GIVEN PROBLEM:
Transcribe the material verbatim in full; the pictures do not belong in the copy.

EXERCISE MATERIAL:
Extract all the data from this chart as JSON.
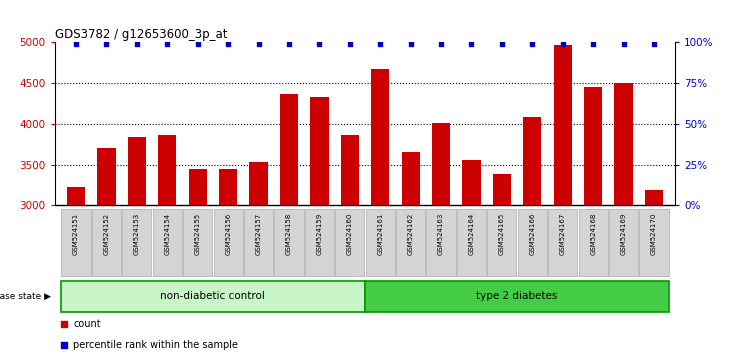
{
  "title": "GDS3782 / g12653600_3p_at",
  "samples": [
    "GSM524151",
    "GSM524152",
    "GSM524153",
    "GSM524154",
    "GSM524155",
    "GSM524156",
    "GSM524157",
    "GSM524158",
    "GSM524159",
    "GSM524160",
    "GSM524161",
    "GSM524162",
    "GSM524163",
    "GSM524164",
    "GSM524165",
    "GSM524166",
    "GSM524167",
    "GSM524168",
    "GSM524169",
    "GSM524170"
  ],
  "counts": [
    3220,
    3710,
    3840,
    3860,
    3450,
    3450,
    3530,
    4370,
    4330,
    3860,
    4680,
    3650,
    4010,
    3560,
    3380,
    4090,
    4970,
    4450,
    4500,
    3190
  ],
  "percentile_all_99": true,
  "bar_color": "#cc0000",
  "percentile_color": "#0000cc",
  "ylim_left": [
    3000,
    5000
  ],
  "ylim_right": [
    0,
    100
  ],
  "yticks_left": [
    3000,
    3500,
    4000,
    4500,
    5000
  ],
  "yticks_right": [
    0,
    25,
    50,
    75,
    100
  ],
  "non_diabetic_count": 10,
  "type2_count": 10,
  "non_diabetic_label": "non-diabetic control",
  "type2_label": "type 2 diabetes",
  "disease_state_label": "disease state",
  "legend_count_label": "count",
  "legend_pct_label": "percentile rank within the sample",
  "group_bg_light": "#c8f5c8",
  "group_bg_dark": "#44cc44",
  "group_border": "#009900",
  "xlabel_bg": "#d4d4d4",
  "xlabel_border": "#aaaaaa"
}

EXPECTED ANSWER:
Extract all the data from this chart as JSON.
{
  "title": "GDS3782 / g12653600_3p_at",
  "samples": [
    "GSM524151",
    "GSM524152",
    "GSM524153",
    "GSM524154",
    "GSM524155",
    "GSM524156",
    "GSM524157",
    "GSM524158",
    "GSM524159",
    "GSM524160",
    "GSM524161",
    "GSM524162",
    "GSM524163",
    "GSM524164",
    "GSM524165",
    "GSM524166",
    "GSM524167",
    "GSM524168",
    "GSM524169",
    "GSM524170"
  ],
  "counts": [
    3220,
    3710,
    3840,
    3860,
    3450,
    3450,
    3530,
    4370,
    4330,
    3860,
    4680,
    3650,
    4010,
    3560,
    3380,
    4090,
    4970,
    4450,
    4500,
    3190
  ],
  "percentile_all_99": true,
  "bar_color": "#cc0000",
  "percentile_color": "#0000cc",
  "ylim_left": [
    3000,
    5000
  ],
  "ylim_right": [
    0,
    100
  ],
  "yticks_left": [
    3000,
    3500,
    4000,
    4500,
    5000
  ],
  "yticks_right": [
    0,
    25,
    50,
    75,
    100
  ],
  "non_diabetic_count": 10,
  "type2_count": 10,
  "non_diabetic_label": "non-diabetic control",
  "type2_label": "type 2 diabetes",
  "disease_state_label": "disease state",
  "legend_count_label": "count",
  "legend_pct_label": "percentile rank within the sample",
  "group_bg_light": "#c8f5c8",
  "group_bg_dark": "#44cc44",
  "group_border": "#009900",
  "xlabel_bg": "#d4d4d4",
  "xlabel_border": "#aaaaaa"
}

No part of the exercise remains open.